◆ Problem to work on:
Exact reproduction of the data is required, with images excluded.

◆ Available data:

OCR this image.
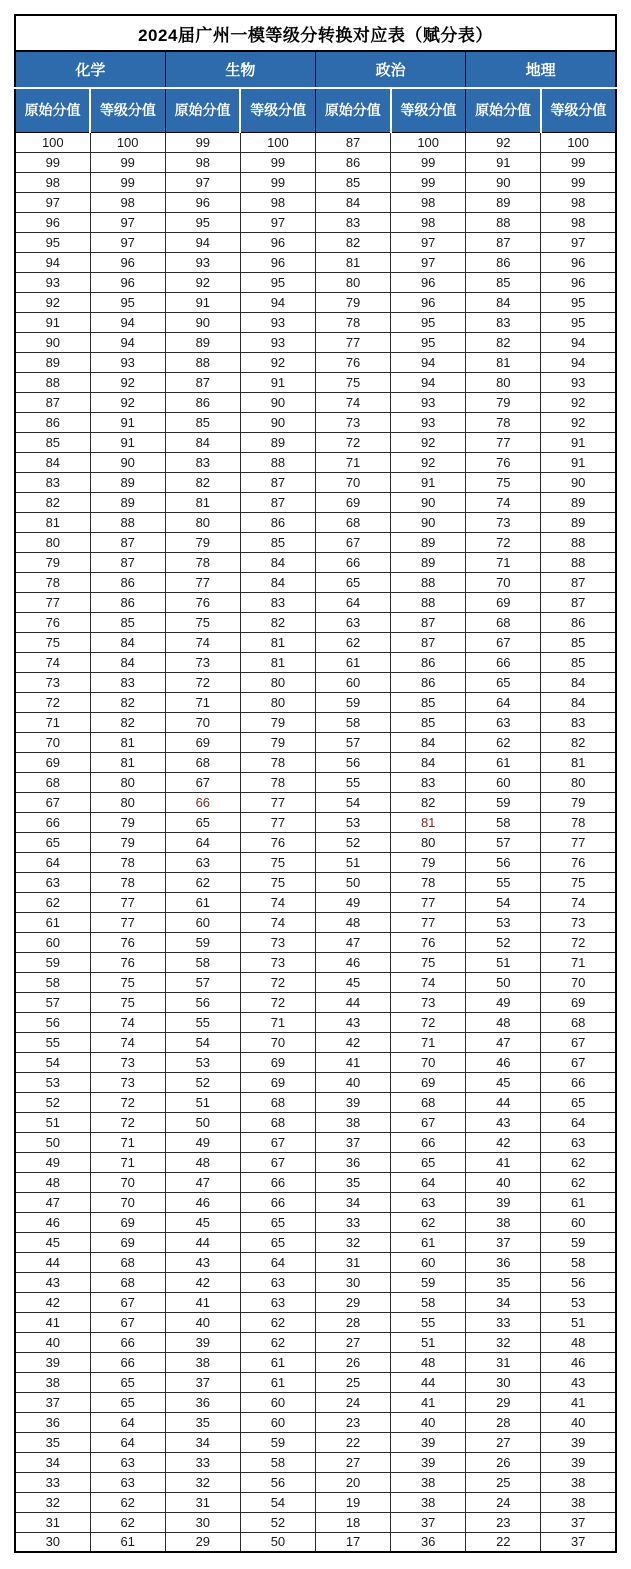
2024届广州一模等级分转换对应表（赋分表）							
化学		生物		政治		地理	
原始分值	等级分值	原始分值	等级分值	原始分值	等级分值	原始分值	等级分值
100	100	99	100	87	100	92	100
99	99	98	99	86	99	91	99
98	99	97	99	85	99	90	99
97	98	96	98	84	98	89	98
96	97	95	97	83	98	88	98
95	97	94	96	82	97	87	97
94	96	93	96	81	97	86	96
93	96	92	95	80	96	85	96
92	95	91	94	79	96	84	95
91	94	90	93	78	95	83	95
90	94	89	93	77	95	82	94
89	93	88	92	76	94	81	94
88	92	87	91	75	94	80	93
87	92	86	90	74	93	79	92
86	91	85	90	73	93	78	92
85	91	84	89	72	92	77	91
84	90	83	88	71	92	76	91
83	89	82	87	70	91	75	90
82	89	81	87	69	90	74	89
81	88	80	86	68	90	73	89
80	87	79	85	67	89	72	88
79	87	78	84	66	89	71	88
78	86	77	84	65	88	70	87
77	86	76	83	64	88	69	87
76	85	75	82	63	87	68	86
75	84	74	81	62	87	67	85
74	84	73	81	61	86	66	85
73	83	72	80	60	86	65	84
72	82	71	80	59	85	64	84
71	82	70	79	58	85	63	83
70	81	69	79	57	84	62	82
69	81	68	78	56	84	61	81
68	80	67	78	55	83	60	80
67	80	66	77	54	82	59	79
66	79	65	77	53	81	58	78
65	79	64	76	52	80	57	77
64	78	63	75	51	79	56	76
63	78	62	75	50	78	55	75
62	77	61	74	49	77	54	74
61	77	60	74	48	77	53	73
60	76	59	73	47	76	52	72
59	76	58	73	46	75	51	71
58	75	57	72	45	74	50	70
57	75	56	72	44	73	49	69
56	74	55	71	43	72	48	68
55	74	54	70	42	71	47	67
54	73	53	69	41	70	46	67
53	73	52	69	40	69	45	66
52	72	51	68	39	68	44	65
51	72	50	68	38	67	43	64
50	71	49	67	37	66	42	63
49	71	48	67	36	65	41	62
48	70	47	66	35	64	40	62
47	70	46	66	34	63	39	61
46	69	45	65	33	62	38	60
45	69	44	65	32	61	37	59
44	68	43	64	31	60	36	58
43	68	42	63	30	59	35	56
42	67	41	63	29	58	34	53
41	67	40	62	28	55	33	51
40	66	39	62	27	51	32	48
39	66	38	61	26	48	31	46
38	65	37	61	25	44	30	43
37	65	36	60	24	41	29	41
36	64	35	60	23	40	28	40
35	64	34	59	22	39	27	39
34	63	33	58	27	39	26	39
33	63	32	56	20	38	25	38
32	62	31	54	19	38	24	38
31	62	30	52	18	37	23	37
30	61	29	50	17	36	22	37
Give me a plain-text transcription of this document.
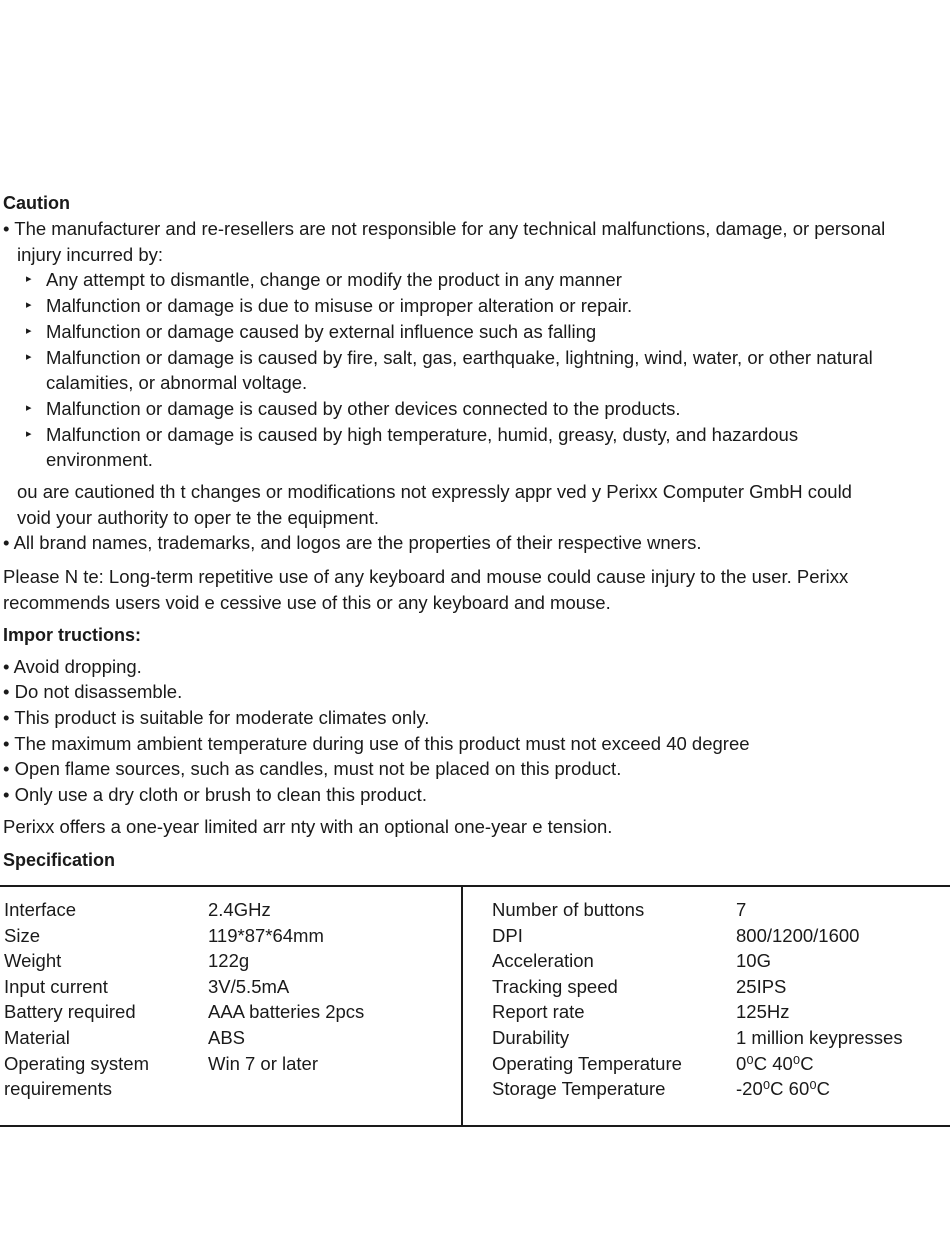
Caution
• The manufacturer and re-resellers are not responsible for any technical malfunctions, damage, or personal
injury incurred by:
▸ Any attempt to dismantle, change or modify the product in any manner
▸ Malfunction or damage is due to misuse or improper alteration or repair.
▸ Malfunction or damage caused by external influence such as falling
▸ Malfunction or damage is caused by fire, salt, gas, earthquake, lightning, wind, water, or other natural
calamities, or abnormal voltage.
▸ Malfunction or damage is caused by other devices connected to the products.
▸ Malfunction or damage is caused by high temperature, humid, greasy, dusty, and hazardous
environment.
ou are cautioned th t changes or modifications not expressly appr ved y Perixx Computer GmbH could
void your authority to oper te the equipment.
• All brand names, trademarks, and logos are the properties of their respective wners.
Please N te: Long-term repetitive use of any keyboard and mouse could cause injury to the user. Perixx
recommends users void e cessive use of this or any keyboard and mouse.
Impor tructions:
• Avoid dropping.
• Do not disassemble.
• This product is suitable for moderate climates only.
• The maximum ambient temperature during use of this product must not exceed 40 degree
• Open flame sources, such as candles, must not be placed on this product.
• Only use a dry cloth or brush to clean this product.
Perixx offers a one-year limited arr nty with an optional one-year e tension.
Specification
Interface	2.4GHz
Size	119*87*64mm
Weight	122g
Input current	3V/5.5mA
Battery required	AAA batteries 2pcs
Material	ABS
Operating system	Win 7 or later
requirements
Number of buttons	7
DPI	800/1200/1600
Acceleration	10G
Tracking speed	25IPS
Report rate	125Hz
Durability	1 million keypresses
Operating Temperature	0⁰C 40⁰C
Storage Temperature	-20⁰C 60⁰C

◆ Exercise solution:
OCR this image.
2024届广州一模等级分转换对应表（赋分表）							
化学		生物		政治		地理	
原始分值	等级分值	原始分值	等级分值	原始分值	等级分值	原始分值	等级分值
100	100	99	100	87	100	92	100
99	99	98	99	86	99	91	99
98	99	97	99	85	99	90	99
97	98	96	98	84	98	89	98
96	97	95	97	83	98	88	98
95	97	94	96	82	97	87	97
94	96	93	96	81	97	86	96
93	96	92	95	80	96	85	96
92	95	91	94	79	96	84	95
91	94	90	93	78	95	83	95
90	94	89	93	77	95	82	94
89	93	88	92	76	94	81	94
88	92	87	91	75	94	80	93
87	92	86	90	74	93	79	92
86	91	85	90	73	93	78	92
85	91	84	89	72	92	77	91
84	90	83	88	71	92	76	91
83	89	82	87	70	91	75	90
82	89	81	87	69	90	74	89
81	88	80	86	68	90	73	89
80	87	79	85	67	89	72	88
79	87	78	84	66	89	71	88
78	86	77	84	65	88	70	87
77	86	76	83	64	88	69	87
76	85	75	82	63	87	68	86
75	84	74	81	62	87	67	85
74	84	73	81	61	86	66	85
73	83	72	80	60	86	65	84
72	82	71	80	59	85	64	84
71	82	70	79	58	85	63	83
70	81	69	79	57	84	62	82
69	81	68	78	56	84	61	81
68	80	67	78	55	83	60	80
67	80	66	77	54	82	59	79
66	79	65	77	53	81	58	78
65	79	64	76	52	80	57	77
64	78	63	75	51	79	56	76
63	78	62	75	50	78	55	75
62	77	61	74	49	77	54	74
61	77	60	74	48	77	53	73
60	76	59	73	47	76	52	72
59	76	58	73	46	75	51	71
58	75	57	72	45	74	50	70
57	75	56	72	44	73	49	69
56	74	55	71	43	72	48	68
55	74	54	70	42	71	47	67
54	73	53	69	41	70	46	67
53	73	52	69	40	69	45	66
52	72	51	68	39	68	44	65
51	72	50	68	38	67	43	64
50	71	49	67	37	66	42	63
49	71	48	67	36	65	41	62
48	70	47	66	35	64	40	62
47	70	46	66	34	63	39	61
46	69	45	65	33	62	38	60
45	69	44	65	32	61	37	59
44	68	43	64	31	60	36	58
43	68	42	63	30	59	35	56
42	67	41	63	29	58	34	53
41	67	40	62	28	55	33	51
40	66	39	62	27	51	32	48
39	66	38	61	26	48	31	46
38	65	37	61	25	44	30	43
37	65	36	60	24	41	29	41
36	64	35	60	23	40	28	40
35	64	34	59	22	39	27	39
34	63	33	58	27	39	26	39
33	63	32	56	20	38	25	38
32	62	31	54	19	38	24	38
31	62	30	52	18	37	23	37
30	61	29	50	17	36	22	37
Give me a plain-text transcription of this document.
Caution
• The manufacturer and re-resellers are not responsible for any technical malfunctions, damage, or personal
injury incurred by:
▸ Any attempt to dismantle, change or modify the product in any manner
▸ Malfunction or damage is due to misuse or improper alteration or repair.
▸ Malfunction or damage caused by external influence such as falling
▸ Malfunction or damage is caused by fire, salt, gas, earthquake, lightning, wind, water, or other natural
calamities, or abnormal voltage.
▸ Malfunction or damage is caused by other devices connected to the products.
▸ Malfunction or damage is caused by high temperature, humid, greasy, dusty, and hazardous
environment.
ou are cautioned th t changes or modifications not expressly appr ved y Perixx Computer GmbH could
void your authority to oper te the equipment.
• All brand names, trademarks, and logos are the properties of their respective wners.
Please N te: Long-term repetitive use of any keyboard and mouse could cause injury to the user. Perixx
recommends users void e cessive use of this or any keyboard and mouse.
Impor tructions:
• Avoid dropping.
• Do not disassemble.
• This product is suitable for moderate climates only.
• The maximum ambient temperature during use of this product must not exceed 40 degree
• Open flame sources, such as candles, must not be placed on this product.
• Only use a dry cloth or brush to clean this product.
Perixx offers a one-year limited arr nty with an optional one-year e tension.
Specification
Interface	2.4GHz
Size	119*87*64mm
Weight	122g
Input current	3V/5.5mA
Battery required	AAA batteries 2pcs
Material	ABS
Operating system	Win 7 or later
requirements
Number of buttons	7
DPI	800/1200/1600
Acceleration	10G
Tracking speed	25IPS
Report rate	125Hz
Durability	1 million keypresses
Operating Temperature	0⁰C 40⁰C
Storage Temperature	-20⁰C 60⁰C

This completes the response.